## THE EXERCISE
Gather from the listing below each line that includes the word "Arduino", and copy it.

*** RECORD EXTRACTS

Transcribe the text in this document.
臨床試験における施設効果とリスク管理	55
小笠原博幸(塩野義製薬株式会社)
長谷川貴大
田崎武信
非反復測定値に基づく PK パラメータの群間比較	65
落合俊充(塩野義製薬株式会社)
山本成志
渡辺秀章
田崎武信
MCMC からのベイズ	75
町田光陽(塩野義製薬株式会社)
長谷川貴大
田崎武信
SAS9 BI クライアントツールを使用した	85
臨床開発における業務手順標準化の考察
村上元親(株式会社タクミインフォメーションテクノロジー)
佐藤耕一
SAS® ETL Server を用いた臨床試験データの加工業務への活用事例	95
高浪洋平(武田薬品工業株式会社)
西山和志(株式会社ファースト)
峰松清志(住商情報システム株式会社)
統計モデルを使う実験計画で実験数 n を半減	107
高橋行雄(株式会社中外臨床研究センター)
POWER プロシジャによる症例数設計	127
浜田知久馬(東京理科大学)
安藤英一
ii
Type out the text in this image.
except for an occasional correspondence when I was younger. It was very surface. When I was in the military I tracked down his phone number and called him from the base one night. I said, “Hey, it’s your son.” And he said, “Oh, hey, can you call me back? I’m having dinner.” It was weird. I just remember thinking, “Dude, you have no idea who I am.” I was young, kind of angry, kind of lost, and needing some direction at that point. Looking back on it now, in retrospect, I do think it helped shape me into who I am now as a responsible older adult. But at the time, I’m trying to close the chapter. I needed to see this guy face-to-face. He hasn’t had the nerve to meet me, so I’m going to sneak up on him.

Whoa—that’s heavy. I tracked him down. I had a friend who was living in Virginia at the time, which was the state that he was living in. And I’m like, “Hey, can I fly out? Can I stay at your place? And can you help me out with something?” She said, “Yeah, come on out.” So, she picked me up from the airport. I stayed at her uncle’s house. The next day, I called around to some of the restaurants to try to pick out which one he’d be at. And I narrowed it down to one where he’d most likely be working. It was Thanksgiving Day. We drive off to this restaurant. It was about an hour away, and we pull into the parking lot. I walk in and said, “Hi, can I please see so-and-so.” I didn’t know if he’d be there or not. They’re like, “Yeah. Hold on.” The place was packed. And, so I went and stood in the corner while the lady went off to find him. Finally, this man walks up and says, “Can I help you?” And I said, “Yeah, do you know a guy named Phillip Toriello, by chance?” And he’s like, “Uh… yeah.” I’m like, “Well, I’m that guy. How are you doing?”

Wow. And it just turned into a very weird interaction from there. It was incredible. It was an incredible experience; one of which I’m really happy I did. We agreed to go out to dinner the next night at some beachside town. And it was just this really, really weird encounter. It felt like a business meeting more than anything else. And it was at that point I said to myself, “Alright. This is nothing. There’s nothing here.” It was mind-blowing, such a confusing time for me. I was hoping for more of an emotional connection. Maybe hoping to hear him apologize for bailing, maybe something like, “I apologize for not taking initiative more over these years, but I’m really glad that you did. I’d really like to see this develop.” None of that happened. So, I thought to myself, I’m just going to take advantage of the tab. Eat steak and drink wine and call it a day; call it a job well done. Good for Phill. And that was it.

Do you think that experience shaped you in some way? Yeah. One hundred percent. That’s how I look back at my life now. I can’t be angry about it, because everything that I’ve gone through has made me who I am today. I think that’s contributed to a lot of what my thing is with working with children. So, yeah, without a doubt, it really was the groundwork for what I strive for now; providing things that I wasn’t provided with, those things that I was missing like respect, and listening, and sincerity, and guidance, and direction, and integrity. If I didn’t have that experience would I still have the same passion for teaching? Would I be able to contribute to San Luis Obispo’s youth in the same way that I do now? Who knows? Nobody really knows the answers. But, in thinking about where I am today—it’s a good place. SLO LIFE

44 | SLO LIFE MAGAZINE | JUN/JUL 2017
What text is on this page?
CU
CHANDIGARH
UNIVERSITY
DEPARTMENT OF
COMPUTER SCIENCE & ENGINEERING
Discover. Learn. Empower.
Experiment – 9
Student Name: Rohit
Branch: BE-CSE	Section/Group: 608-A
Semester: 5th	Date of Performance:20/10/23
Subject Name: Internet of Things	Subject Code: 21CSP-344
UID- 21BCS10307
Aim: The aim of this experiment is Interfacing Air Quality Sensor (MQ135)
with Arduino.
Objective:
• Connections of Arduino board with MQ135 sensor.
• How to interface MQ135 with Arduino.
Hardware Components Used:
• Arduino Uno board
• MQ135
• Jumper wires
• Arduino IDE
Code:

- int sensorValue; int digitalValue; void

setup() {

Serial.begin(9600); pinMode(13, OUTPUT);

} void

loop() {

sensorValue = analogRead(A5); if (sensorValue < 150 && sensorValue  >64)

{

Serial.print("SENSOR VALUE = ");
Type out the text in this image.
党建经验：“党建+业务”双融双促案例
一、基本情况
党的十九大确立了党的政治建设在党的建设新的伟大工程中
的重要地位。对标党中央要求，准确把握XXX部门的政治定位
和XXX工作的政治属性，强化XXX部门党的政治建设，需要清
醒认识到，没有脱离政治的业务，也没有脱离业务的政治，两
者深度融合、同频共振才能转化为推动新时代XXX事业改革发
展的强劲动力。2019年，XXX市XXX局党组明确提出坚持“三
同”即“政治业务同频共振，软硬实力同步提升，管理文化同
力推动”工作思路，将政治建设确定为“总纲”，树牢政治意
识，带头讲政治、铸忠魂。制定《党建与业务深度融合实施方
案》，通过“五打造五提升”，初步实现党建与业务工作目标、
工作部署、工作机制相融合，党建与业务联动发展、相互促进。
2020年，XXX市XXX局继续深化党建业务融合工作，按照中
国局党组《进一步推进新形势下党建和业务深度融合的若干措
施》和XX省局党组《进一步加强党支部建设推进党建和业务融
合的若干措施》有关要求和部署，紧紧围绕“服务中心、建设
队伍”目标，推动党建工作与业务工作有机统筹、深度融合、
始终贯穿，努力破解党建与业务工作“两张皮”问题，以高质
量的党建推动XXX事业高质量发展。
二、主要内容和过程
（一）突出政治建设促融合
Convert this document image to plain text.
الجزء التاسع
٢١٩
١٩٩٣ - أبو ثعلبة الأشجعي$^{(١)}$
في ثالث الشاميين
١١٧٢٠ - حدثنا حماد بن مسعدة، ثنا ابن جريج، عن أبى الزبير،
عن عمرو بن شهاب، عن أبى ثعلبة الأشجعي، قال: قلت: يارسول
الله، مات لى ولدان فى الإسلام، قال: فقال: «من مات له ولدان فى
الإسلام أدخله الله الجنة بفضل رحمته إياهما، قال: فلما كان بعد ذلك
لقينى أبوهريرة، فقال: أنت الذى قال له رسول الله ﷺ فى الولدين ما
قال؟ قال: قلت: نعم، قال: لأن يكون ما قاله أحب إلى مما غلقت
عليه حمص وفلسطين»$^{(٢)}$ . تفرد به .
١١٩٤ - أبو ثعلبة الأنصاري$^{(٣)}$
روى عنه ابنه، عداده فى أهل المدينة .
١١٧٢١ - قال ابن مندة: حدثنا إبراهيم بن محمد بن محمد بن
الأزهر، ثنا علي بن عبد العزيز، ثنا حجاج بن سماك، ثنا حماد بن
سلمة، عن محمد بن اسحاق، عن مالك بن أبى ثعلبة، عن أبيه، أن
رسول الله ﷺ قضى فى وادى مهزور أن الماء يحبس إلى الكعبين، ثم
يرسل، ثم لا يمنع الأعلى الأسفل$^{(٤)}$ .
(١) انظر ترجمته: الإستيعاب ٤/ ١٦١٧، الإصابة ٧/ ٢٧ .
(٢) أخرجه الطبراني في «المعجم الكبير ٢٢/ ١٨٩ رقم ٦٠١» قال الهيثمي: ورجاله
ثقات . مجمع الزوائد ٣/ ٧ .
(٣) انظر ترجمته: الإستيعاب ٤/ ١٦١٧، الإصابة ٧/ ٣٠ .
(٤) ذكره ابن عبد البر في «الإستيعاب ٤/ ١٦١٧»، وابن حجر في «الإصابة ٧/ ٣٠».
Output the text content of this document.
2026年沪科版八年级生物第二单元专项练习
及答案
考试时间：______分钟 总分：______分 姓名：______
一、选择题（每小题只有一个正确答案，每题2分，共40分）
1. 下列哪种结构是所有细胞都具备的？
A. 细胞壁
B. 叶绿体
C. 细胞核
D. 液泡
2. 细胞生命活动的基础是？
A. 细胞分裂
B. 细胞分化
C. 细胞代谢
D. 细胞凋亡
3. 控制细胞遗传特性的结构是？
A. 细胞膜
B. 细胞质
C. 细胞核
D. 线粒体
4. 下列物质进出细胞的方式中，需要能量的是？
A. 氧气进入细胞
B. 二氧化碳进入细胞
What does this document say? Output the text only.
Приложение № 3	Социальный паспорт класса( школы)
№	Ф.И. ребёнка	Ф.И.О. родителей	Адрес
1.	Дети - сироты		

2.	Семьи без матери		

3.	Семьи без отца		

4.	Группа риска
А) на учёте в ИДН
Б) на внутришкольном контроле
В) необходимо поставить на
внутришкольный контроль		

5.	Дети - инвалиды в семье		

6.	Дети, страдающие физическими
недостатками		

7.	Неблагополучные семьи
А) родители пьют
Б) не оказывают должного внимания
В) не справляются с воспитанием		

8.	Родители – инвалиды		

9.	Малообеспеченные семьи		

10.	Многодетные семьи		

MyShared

******

## REPLY TO THE EXERCISE
with Arduino.
• Connections of Arduino board with MQ135 sensor.
• How to interface MQ135 with Arduino.
• Arduino Uno board
• Arduino IDE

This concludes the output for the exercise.